## DIRECTIONS:
Render the following material again verbatim, leaving nothing out.

++++

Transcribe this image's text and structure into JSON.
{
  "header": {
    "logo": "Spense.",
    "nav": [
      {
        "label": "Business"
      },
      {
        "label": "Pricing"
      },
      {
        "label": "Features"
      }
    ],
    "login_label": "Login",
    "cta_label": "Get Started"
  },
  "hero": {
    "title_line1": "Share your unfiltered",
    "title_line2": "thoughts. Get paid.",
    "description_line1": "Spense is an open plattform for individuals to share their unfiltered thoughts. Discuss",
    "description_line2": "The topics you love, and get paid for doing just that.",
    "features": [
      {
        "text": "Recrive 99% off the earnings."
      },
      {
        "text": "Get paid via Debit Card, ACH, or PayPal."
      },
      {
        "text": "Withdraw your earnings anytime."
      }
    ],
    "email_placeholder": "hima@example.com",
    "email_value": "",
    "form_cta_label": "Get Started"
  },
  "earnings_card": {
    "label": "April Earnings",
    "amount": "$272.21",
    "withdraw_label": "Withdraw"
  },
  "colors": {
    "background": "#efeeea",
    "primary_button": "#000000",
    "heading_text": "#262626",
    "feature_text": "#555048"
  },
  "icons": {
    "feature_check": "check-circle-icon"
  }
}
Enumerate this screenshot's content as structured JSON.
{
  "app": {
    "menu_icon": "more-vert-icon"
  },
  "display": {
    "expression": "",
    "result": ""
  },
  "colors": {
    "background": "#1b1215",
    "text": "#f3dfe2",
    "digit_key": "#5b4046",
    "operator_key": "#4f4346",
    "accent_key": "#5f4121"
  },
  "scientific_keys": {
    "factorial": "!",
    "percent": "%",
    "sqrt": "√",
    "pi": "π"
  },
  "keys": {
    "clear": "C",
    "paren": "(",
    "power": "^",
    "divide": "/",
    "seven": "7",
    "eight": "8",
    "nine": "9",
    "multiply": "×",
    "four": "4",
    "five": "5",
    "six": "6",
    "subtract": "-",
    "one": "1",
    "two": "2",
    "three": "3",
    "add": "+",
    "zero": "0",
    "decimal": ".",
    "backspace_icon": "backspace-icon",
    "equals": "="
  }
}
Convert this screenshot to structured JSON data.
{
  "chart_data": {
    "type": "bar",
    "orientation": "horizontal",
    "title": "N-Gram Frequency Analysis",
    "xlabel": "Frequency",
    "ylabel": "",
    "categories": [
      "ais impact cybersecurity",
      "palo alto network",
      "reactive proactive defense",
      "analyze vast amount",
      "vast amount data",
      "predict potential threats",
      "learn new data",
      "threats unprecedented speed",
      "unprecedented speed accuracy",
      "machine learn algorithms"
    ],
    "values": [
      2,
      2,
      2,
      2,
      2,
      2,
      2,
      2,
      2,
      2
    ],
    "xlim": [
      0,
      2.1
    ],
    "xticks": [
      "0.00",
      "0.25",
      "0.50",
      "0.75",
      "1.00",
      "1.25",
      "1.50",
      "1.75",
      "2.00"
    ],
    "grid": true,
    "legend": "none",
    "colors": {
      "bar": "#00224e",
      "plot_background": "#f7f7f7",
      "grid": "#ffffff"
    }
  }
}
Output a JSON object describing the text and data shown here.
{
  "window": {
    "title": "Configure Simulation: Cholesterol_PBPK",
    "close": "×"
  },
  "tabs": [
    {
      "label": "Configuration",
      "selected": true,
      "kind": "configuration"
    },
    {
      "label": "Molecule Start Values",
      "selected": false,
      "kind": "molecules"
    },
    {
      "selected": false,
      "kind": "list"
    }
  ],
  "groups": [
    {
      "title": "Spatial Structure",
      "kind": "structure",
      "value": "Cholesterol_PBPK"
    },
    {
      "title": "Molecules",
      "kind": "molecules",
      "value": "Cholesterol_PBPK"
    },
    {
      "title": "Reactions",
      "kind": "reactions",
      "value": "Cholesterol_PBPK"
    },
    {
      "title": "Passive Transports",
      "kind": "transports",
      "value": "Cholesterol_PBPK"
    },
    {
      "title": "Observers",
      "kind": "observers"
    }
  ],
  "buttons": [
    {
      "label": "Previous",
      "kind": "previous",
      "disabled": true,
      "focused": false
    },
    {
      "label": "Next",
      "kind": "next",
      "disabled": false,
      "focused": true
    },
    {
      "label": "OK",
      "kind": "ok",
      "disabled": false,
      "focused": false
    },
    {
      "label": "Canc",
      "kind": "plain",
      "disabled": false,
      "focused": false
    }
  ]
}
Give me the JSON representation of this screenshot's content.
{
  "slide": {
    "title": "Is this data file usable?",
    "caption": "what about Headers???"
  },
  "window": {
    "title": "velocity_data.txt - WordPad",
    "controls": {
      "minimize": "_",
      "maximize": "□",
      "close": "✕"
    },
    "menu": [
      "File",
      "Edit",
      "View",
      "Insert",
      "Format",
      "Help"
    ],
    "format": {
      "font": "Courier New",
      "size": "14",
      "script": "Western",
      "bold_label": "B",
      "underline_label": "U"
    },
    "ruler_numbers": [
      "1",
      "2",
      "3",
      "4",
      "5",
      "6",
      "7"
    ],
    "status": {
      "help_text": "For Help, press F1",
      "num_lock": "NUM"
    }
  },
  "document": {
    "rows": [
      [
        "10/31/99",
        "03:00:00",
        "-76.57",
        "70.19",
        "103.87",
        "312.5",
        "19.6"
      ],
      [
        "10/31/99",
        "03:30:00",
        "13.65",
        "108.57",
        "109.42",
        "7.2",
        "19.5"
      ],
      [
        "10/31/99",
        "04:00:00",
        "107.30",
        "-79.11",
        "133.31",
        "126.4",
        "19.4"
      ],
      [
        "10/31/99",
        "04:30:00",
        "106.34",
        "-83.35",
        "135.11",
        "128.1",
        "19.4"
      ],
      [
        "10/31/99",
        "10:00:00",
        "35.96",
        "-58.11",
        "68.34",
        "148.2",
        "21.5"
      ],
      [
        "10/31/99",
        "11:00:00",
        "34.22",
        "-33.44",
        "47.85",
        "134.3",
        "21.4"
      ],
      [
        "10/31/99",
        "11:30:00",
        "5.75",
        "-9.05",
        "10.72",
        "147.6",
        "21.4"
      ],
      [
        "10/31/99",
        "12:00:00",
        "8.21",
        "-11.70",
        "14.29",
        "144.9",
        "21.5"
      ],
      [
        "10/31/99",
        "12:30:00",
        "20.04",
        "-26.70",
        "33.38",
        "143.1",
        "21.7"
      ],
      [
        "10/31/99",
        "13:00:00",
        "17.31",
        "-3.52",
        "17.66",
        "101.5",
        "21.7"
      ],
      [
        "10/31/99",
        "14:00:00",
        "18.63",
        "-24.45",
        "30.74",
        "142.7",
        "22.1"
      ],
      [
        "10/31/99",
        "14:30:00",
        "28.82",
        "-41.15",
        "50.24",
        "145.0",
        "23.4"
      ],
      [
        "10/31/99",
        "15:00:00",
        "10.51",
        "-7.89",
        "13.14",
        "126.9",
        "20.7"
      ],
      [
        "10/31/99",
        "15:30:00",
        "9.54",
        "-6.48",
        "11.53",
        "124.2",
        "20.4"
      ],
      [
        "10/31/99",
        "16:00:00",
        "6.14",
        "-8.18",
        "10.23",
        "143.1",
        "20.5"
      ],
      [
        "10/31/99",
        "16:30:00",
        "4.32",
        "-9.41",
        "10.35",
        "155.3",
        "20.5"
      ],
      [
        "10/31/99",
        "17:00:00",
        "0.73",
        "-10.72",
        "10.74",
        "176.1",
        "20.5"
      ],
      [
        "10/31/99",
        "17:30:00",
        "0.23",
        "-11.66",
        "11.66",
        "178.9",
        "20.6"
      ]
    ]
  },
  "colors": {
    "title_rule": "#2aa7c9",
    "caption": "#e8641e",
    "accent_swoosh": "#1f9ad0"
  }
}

++++

## EXERCISE RESULT:
Transcribe this image's text and structure into JSON.
{
  "header": {
    "logo": "Spense.",
    "nav": [
      {
        "label": "Business"
      },
      {
        "label": "Pricing"
      },
      {
        "label": "Features"
      }
    ],
    "login_label": "Login",
    "cta_label": "Get Started"
  },
  "hero": {
    "title_line1": "Share your unfiltered",
    "title_line2": "thoughts. Get paid.",
    "description_line1": "Spense is an open plattform for individuals to share their unfiltered thoughts. Discuss",
    "description_line2": "The topics you love, and get paid for doing just that.",
    "features": [
      {
        "text": "Recrive 99% off the earnings."
      },
      {
        "text": "Get paid via Debit Card, ACH, or PayPal."
      },
      {
        "text": "Withdraw your earnings anytime."
      }
    ],
    "email_placeholder": "hima@example.com",
    "email_value": "",
    "form_cta_label": "Get Started"
  },
  "earnings_card": {
    "label": "April Earnings",
    "amount": "$272.21",
    "withdraw_label": "Withdraw"
  },
  "colors": {
    "background": "#efeeea",
    "primary_button": "#000000",
    "heading_text": "#262626",
    "feature_text": "#555048"
  },
  "icons": {
    "feature_check": "check-circle-icon"
  }
}
Enumerate this screenshot's content as structured JSON.
{
  "app": {
    "menu_icon": "more-vert-icon"
  },
  "display": {
    "expression": "",
    "result": ""
  },
  "colors": {
    "background": "#1b1215",
    "text": "#f3dfe2",
    "digit_key": "#5b4046",
    "operator_key": "#4f4346",
    "accent_key": "#5f4121"
  },
  "scientific_keys": {
    "factorial": "!",
    "percent": "%",
    "sqrt": "√",
    "pi": "π"
  },
  "keys": {
    "clear": "C",
    "paren": "(",
    "power": "^",
    "divide": "/",
    "seven": "7",
    "eight": "8",
    "nine": "9",
    "multiply": "×",
    "four": "4",
    "five": "5",
    "six": "6",
    "subtract": "-",
    "one": "1",
    "two": "2",
    "three": "3",
    "add": "+",
    "zero": "0",
    "decimal": ".",
    "backspace_icon": "backspace-icon",
    "equals": "="
  }
}
Convert this screenshot to structured JSON data.
{
  "chart_data": {
    "type": "bar",
    "orientation": "horizontal",
    "title": "N-Gram Frequency Analysis",
    "xlabel": "Frequency",
    "ylabel": "",
    "categories": [
      "ais impact cybersecurity",
      "palo alto network",
      "reactive proactive defense",
      "analyze vast amount",
      "vast amount data",
      "predict potential threats",
      "learn new data",
      "threats unprecedented speed",
      "unprecedented speed accuracy",
      "machine learn algorithms"
    ],
    "values": [
      2,
      2,
      2,
      2,
      2,
      2,
      2,
      2,
      2,
      2
    ],
    "xlim": [
      0,
      2.1
    ],
    "xticks": [
      "0.00",
      "0.25",
      "0.50",
      "0.75",
      "1.00",
      "1.25",
      "1.50",
      "1.75",
      "2.00"
    ],
    "grid": true,
    "legend": "none",
    "colors": {
      "bar": "#00224e",
      "plot_background": "#f7f7f7",
      "grid": "#ffffff"
    }
  }
}
Output a JSON object describing the text and data shown here.
{
  "window": {
    "title": "Configure Simulation: Cholesterol_PBPK",
    "close": "×"
  },
  "tabs": [
    {
      "label": "Configuration",
      "selected": true,
      "kind": "configuration"
    },
    {
      "label": "Molecule Start Values",
      "selected": false,
      "kind": "molecules"
    },
    {
      "selected": false,
      "kind": "list"
    }
  ],
  "groups": [
    {
      "title": "Spatial Structure",
      "kind": "structure",
      "value": "Cholesterol_PBPK"
    },
    {
      "title": "Molecules",
      "kind": "molecules",
      "value": "Cholesterol_PBPK"
    },
    {
      "title": "Reactions",
      "kind": "reactions",
      "value": "Cholesterol_PBPK"
    },
    {
      "title": "Passive Transports",
      "kind": "transports",
      "value": "Cholesterol_PBPK"
    },
    {
      "title": "Observers",
      "kind": "observers"
    }
  ],
  "buttons": [
    {
      "label": "Previous",
      "kind": "previous",
      "disabled": true,
      "focused": false
    },
    {
      "label": "Next",
      "kind": "next",
      "disabled": false,
      "focused": true
    },
    {
      "label": "OK",
      "kind": "ok",
      "disabled": false,
      "focused": false
    },
    {
      "label": "Canc",
      "kind": "plain",
      "disabled": false,
      "focused": false
    }
  ]
}
Give me the JSON representation of this screenshot's content.
{
  "slide": {
    "title": "Is this data file usable?",
    "caption": "what about Headers???"
  },
  "window": {
    "title": "velocity_data.txt - WordPad",
    "controls": {
      "minimize": "_",
      "maximize": "□",
      "close": "✕"
    },
    "menu": [
      "File",
      "Edit",
      "View",
      "Insert",
      "Format",
      "Help"
    ],
    "format": {
      "font": "Courier New",
      "size": "14",
      "script": "Western",
      "bold_label": "B",
      "underline_label": "U"
    },
    "ruler_numbers": [
      "1",
      "2",
      "3",
      "4",
      "5",
      "6",
      "7"
    ],
    "status": {
      "help_text": "For Help, press F1",
      "num_lock": "NUM"
    }
  },
  "document": {
    "rows": [
      [
        "10/31/99",
        "03:00:00",
        "-76.57",
        "70.19",
        "103.87",
        "312.5",
        "19.6"
      ],
      [
        "10/31/99",
        "03:30:00",
        "13.65",
        "108.57",
        "109.42",
        "7.2",
        "19.5"
      ],
      [
        "10/31/99",
        "04:00:00",
        "107.30",
        "-79.11",
        "133.31",
        "126.4",
        "19.4"
      ],
      [
        "10/31/99",
        "04:30:00",
        "106.34",
        "-83.35",
        "135.11",
        "128.1",
        "19.4"
      ],
      [
        "10/31/99",
        "10:00:00",
        "35.96",
        "-58.11",
        "68.34",
        "148.2",
        "21.5"
      ],
      [
        "10/31/99",
        "11:00:00",
        "34.22",
        "-33.44",
        "47.85",
        "134.3",
        "21.4"
      ],
      [
        "10/31/99",
        "11:30:00",
        "5.75",
        "-9.05",
        "10.72",
        "147.6",
        "21.4"
      ],
      [
        "10/31/99",
        "12:00:00",
        "8.21",
        "-11.70",
        "14.29",
        "144.9",
        "21.5"
      ],
      [
        "10/31/99",
        "12:30:00",
        "20.04",
        "-26.70",
        "33.38",
        "143.1",
        "21.7"
      ],
      [
        "10/31/99",
        "13:00:00",
        "17.31",
        "-3.52",
        "17.66",
        "101.5",
        "21.7"
      ],
      [
        "10/31/99",
        "14:00:00",
        "18.63",
        "-24.45",
        "30.74",
        "142.7",
        "22.1"
      ],
      [
        "10/31/99",
        "14:30:00",
        "28.82",
        "-41.15",
        "50.24",
        "145.0",
        "23.4"
      ],
      [
        "10/31/99",
        "15:00:00",
        "10.51",
        "-7.89",
        "13.14",
        "126.9",
        "20.7"
      ],
      [
        "10/31/99",
        "15:30:00",
        "9.54",
        "-6.48",
        "11.53",
        "124.2",
        "20.4"
      ],
      [
        "10/31/99",
        "16:00:00",
        "6.14",
        "-8.18",
        "10.23",
        "143.1",
        "20.5"
      ],
      [
        "10/31/99",
        "16:30:00",
        "4.32",
        "-9.41",
        "10.35",
        "155.3",
        "20.5"
      ],
      [
        "10/31/99",
        "17:00:00",
        "0.73",
        "-10.72",
        "10.74",
        "176.1",
        "20.5"
      ],
      [
        "10/31/99",
        "17:30:00",
        "0.23",
        "-11.66",
        "11.66",
        "178.9",
        "20.6"
      ]
    ]
  },
  "colors": {
    "title_rule": "#2aa7c9",
    "caption": "#e8641e",
    "accent_swoosh": "#1f9ad0"
  }
}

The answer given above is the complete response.